*Text provided*:
-- Opening Marker --

I was at the AmFar Gala in 2014, at the table next to Paltrow, who was hosting. It was maybe six months after she and Chris Martin launched their “conscious uncoupling,” and at one point she announced, in a very celebratory way, that Martin was going to be a surprise musical guest that evening. The crowd reaction was bonkers. All major celebrity splits garner attention, but what about this one do you think brought out so much schadenfreude?

She announced it on Goop, using it to drive awareness of Goop, and it was so successful that the site crashed because they got so much traffic. I think it was “conscious uncoupling.” It was that whole concept where, if I recall correctly, the coverage was like, “Gwyneth thinks that her divorce is better than mine.” But people told me, “Hey, she was just trying to make it easier on her kids.

I think a lot of people, their lives are affected in some way by divorce, and it can be really, really ugly. So I actually admire that about her, that she got that idea out into the world.

You talked to a number of current and former Goop employees. What revelations about that environment stood out most to you?

I wanted to know if Gwyneth really believed in the things that she was publishing and selling. And people said that she did. She really believed in those gurus. I mean, you guys have covered them. Shaman Durek [Verrett], he’s quite fascinating. But he said in one of his books that part of the reason doctors prescribe chemotherapy to cancer patients is because they make money off of it. [Durek didn’t respond to VF’s request for comment.] These are the things that experts find really troubling. And the jade egg—did she really believe in that stuff? People said they didn’t understand it, but she did believe in that stuff.

Goop can be a really, really tough place to work. Gwyneth is a really strong CEO. I think people wonder if she really does run her business, but she does. There’s an interesting dynamic there where executives are jostling to be close to her. She shines her light on them, and they’re privy to her charisma in that way. It feels great, but she can make her favorites known, and they can change. When she takes it away, those people can feel really stressed out, and that stress trickles down to the rest of the staff.

I was surprised that Paltrow, finding pee on a toilet seat, wrote “someone tinkled” in the company Slack channel.

I think that’s an example of her perfectionism. The details matter to her, and you can see that.

-- Closing Marker --

*Data records*:
-- Opening Marker --

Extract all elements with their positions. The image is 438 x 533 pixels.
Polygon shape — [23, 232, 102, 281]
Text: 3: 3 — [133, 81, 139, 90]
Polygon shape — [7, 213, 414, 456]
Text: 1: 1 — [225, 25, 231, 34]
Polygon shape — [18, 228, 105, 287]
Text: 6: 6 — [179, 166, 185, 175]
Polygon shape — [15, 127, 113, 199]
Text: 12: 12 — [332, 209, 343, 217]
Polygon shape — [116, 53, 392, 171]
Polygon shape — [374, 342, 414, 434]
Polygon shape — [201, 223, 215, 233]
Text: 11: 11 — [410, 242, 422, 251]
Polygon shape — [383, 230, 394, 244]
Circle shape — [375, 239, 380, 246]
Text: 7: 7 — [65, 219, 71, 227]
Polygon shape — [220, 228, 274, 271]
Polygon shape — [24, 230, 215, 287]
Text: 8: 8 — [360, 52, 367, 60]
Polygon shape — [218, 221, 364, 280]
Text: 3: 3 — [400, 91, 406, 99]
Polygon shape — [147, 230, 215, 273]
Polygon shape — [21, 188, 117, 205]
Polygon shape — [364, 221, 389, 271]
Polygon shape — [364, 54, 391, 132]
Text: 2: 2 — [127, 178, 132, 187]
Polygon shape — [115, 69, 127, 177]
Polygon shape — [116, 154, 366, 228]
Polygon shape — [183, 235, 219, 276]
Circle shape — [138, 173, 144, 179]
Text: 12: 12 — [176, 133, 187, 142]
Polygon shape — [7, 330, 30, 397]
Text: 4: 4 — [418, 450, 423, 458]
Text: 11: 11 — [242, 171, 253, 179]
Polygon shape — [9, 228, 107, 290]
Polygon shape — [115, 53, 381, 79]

-- Closing Marker --

*Requirement 1*: In the interview about Gwyneth Paltrow and Goop, what happened to the Goop site when she announced her split from Chris Martin there?
*Requirement 2*: Carry the interview about Gwyneth Paltrow and Goop forward from its last line.
The items have nothing to do with what comes next.

*Expected output 1*: The site crashed because it got so much traffic.

*Expected output 2*:
Looking at the current wellness landscape and then even going further, into the MAHA-sphere, what part do you think Goop played in where we are now?

Goop did two things that I think were really important for the wellness industry. One, they gave it this gorgeous aspirational aesthetic that resonates with people. And two, they gave wellness a rhetoric and a language, talking about toxins and getting them out of your life, and clean beauty, clean eating.

But also Goop sowed a distrust of western medicine, of established science, promoted the idea that you should do your own research and find out the truth. That’s kind of what we’re seeing now, with RFK Jr. as the Secretary of Health and Human Services. A lot of his ideas are about the ingredients in our food. Seed oils. Like, seed oils are fine. Vilifying these things that are fine, meanwhile cutting Medicaid. One public health expert said to me, “You hear wellness people talk about toxins and how they might cause cancer. You never hear them say the HPV vaccine is a really great way to prevent cancer.”

I was like, “What is Gwyneth’s legacy?” And Dr. Jen Gunter told me, “I think she showed the world that wellness is something that can be monetized.” Another expert, Dr. Andrea Love said, “Facts aren’t profitable.” [Gunter and Love didn’t respond to VF’s request for comment.]

How would you sum up her legacy?

I think that she will probably be less remembered for her acting roles, no matter how iconic, than her impact with Goop, which I would argue showed the world how much money people will spend and how much effort they will undergo to be well, no matter what science and experts tell us.